▶ _WRITTEN EXERCISE_:
Can you transcribe every line exactly and leave the pictures behind?

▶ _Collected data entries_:
* * * * * * *

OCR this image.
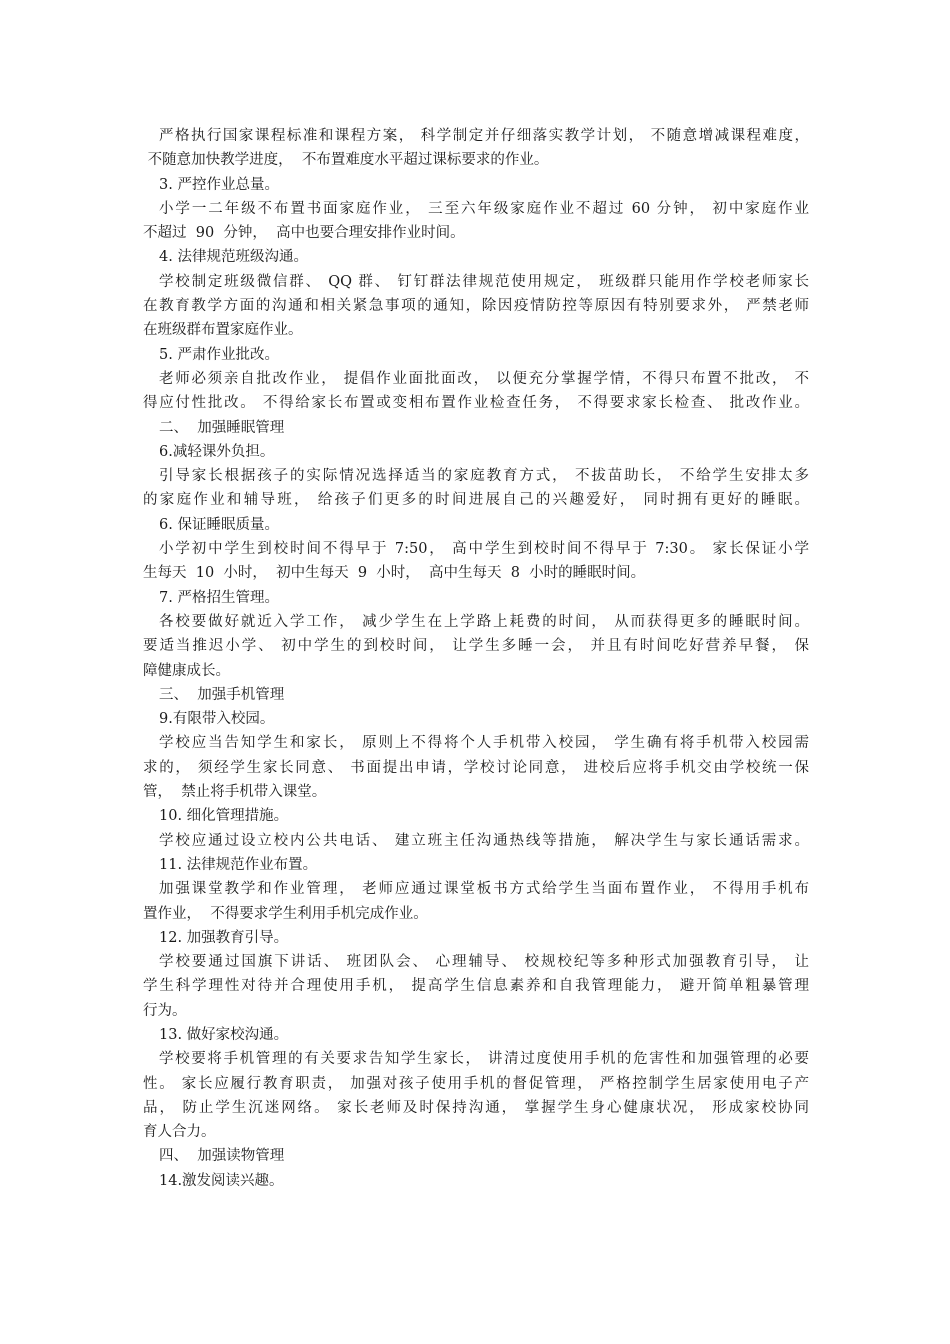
严格执行国家课程标准和课程方案， 科学制定并仔细落实教学计划， 不随意增减课程难度，
不随意加快教学进度，  不布置难度水平超过课标要求的作业。
3. 严控作业总量。
小学一二年级不布置书面家庭作业， 三至六年级家庭作业不超过 60 分钟， 初中家庭作业
不超过  90  分钟，  高中也要合理安排作业时间。
4. 法律规范班级沟通。
学校制定班级微信群、 QQ 群、 钉钉群法律规范使用规定， 班级群只能用作学校老师家长
在教育教学方面的沟通和相关紧急事项的通知，除因疫情防控等原因有特别要求外， 严禁老师
在班级群布置家庭作业。
5. 严肃作业批改。
老师必须亲自批改作业， 提倡作业面批面改， 以便充分掌握学情，不得只布置不批改， 不
得应付性批改。 不得给家长布置或变相布置作业检查任务， 不得要求家长检查、 批改作业。
二、  加强睡眠管理
6.减轻课外负担。
引导家长根据孩子的实际情况选择适当的家庭教育方式， 不拔苗助长， 不给学生安排太多
的家庭作业和辅导班， 给孩子们更多的时间进展自己的兴趣爱好， 同时拥有更好的睡眠。
6. 保证睡眠质量。
小学初中学生到校时间不得早于 7:50， 高中学生到校时间不得早于 7:30。 家长保证小学
生每天  10  小时，  初中生每天  9  小时，  高中生每天  8  小时的睡眠时间。
7. 严格招生管理。
各校要做好就近入学工作， 减少学生在上学路上耗费的时间， 从而获得更多的睡眠时间。
要适当推迟小学、 初中学生的到校时间， 让学生多睡一会， 并且有时间吃好营养早餐， 保
障健康成长。
三、  加强手机管理
9.有限带入校园。
学校应当告知学生和家长， 原则上不得将个人手机带入校园， 学生确有将手机带入校园需
求的， 须经学生家长同意、 书面提出申请，学校讨论同意， 进校后应将手机交由学校统一保
管，  禁止将手机带入课堂。
10. 细化管理措施。
学校应通过设立校内公共电话、 建立班主任沟通热线等措施， 解决学生与家长通话需求。
11. 法律规范作业布置。
加强课堂教学和作业管理， 老师应通过课堂板书方式给学生当面布置作业， 不得用手机布
置作业，  不得要求学生利用手机完成作业。
12. 加强教育引导。
学校要通过国旗下讲话、 班团队会、 心理辅导、 校规校纪等多种形式加强教育引导， 让
学生科学理性对待并合理使用手机， 提高学生信息素养和自我管理能力， 避开简单粗暴管理
行为。
13. 做好家校沟通。
学校要将手机管理的有关要求告知学生家长， 讲清过度使用手机的危害性和加强管理的必要
性。 家长应履行教育职责， 加强对孩子使用手机的督促管理， 严格控制学生居家使用电子产
品， 防止学生沉迷网络。 家长老师及时保持沟通， 掌握学生身心健康状况， 形成家校协同
育人合力。
四、  加强读物管理
14.激发阅读兴趣。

* * * * * * *

▶ _WRITTEN SOLUTION_:
OCR this image.
严格执行国家课程标准和课程方案， 科学制定并仔细落实教学计划， 不随意增减课程难度，
不随意加快教学进度，  不布置难度水平超过课标要求的作业。
3. 严控作业总量。
小学一二年级不布置书面家庭作业， 三至六年级家庭作业不超过 60 分钟， 初中家庭作业
不超过  90  分钟，  高中也要合理安排作业时间。
4. 法律规范班级沟通。
学校制定班级微信群、 QQ 群、 钉钉群法律规范使用规定， 班级群只能用作学校老师家长
在教育教学方面的沟通和相关紧急事项的通知，除因疫情防控等原因有特别要求外， 严禁老师
在班级群布置家庭作业。
5. 严肃作业批改。
老师必须亲自批改作业， 提倡作业面批面改， 以便充分掌握学情，不得只布置不批改， 不
得应付性批改。 不得给家长布置或变相布置作业检查任务， 不得要求家长检查、 批改作业。
二、  加强睡眠管理
6.减轻课外负担。
引导家长根据孩子的实际情况选择适当的家庭教育方式， 不拔苗助长， 不给学生安排太多
的家庭作业和辅导班， 给孩子们更多的时间进展自己的兴趣爱好， 同时拥有更好的睡眠。
6. 保证睡眠质量。
小学初中学生到校时间不得早于 7:50， 高中学生到校时间不得早于 7:30。 家长保证小学
生每天  10  小时，  初中生每天  9  小时，  高中生每天  8  小时的睡眠时间。
7. 严格招生管理。
各校要做好就近入学工作， 减少学生在上学路上耗费的时间， 从而获得更多的睡眠时间。
要适当推迟小学、 初中学生的到校时间， 让学生多睡一会， 并且有时间吃好营养早餐， 保
障健康成长。
三、  加强手机管理
9.有限带入校园。
学校应当告知学生和家长， 原则上不得将个人手机带入校园， 学生确有将手机带入校园需
求的， 须经学生家长同意、 书面提出申请，学校讨论同意， 进校后应将手机交由学校统一保
管，  禁止将手机带入课堂。
10. 细化管理措施。
学校应通过设立校内公共电话、 建立班主任沟通热线等措施， 解决学生与家长通话需求。
11. 法律规范作业布置。
加强课堂教学和作业管理， 老师应通过课堂板书方式给学生当面布置作业， 不得用手机布
置作业，  不得要求学生利用手机完成作业。
12. 加强教育引导。
学校要通过国旗下讲话、 班团队会、 心理辅导、 校规校纪等多种形式加强教育引导， 让
学生科学理性对待并合理使用手机， 提高学生信息素养和自我管理能力， 避开简单粗暴管理
行为。
13. 做好家校沟通。
学校要将手机管理的有关要求告知学生家长， 讲清过度使用手机的危害性和加强管理的必要
性。 家长应履行教育职责， 加强对孩子使用手机的督促管理， 严格控制学生居家使用电子产
品， 防止学生沉迷网络。 家长老师及时保持沟通， 掌握学生身心健康状况， 形成家校协同
育人合力。
四、  加强读物管理
14.激发阅读兴趣。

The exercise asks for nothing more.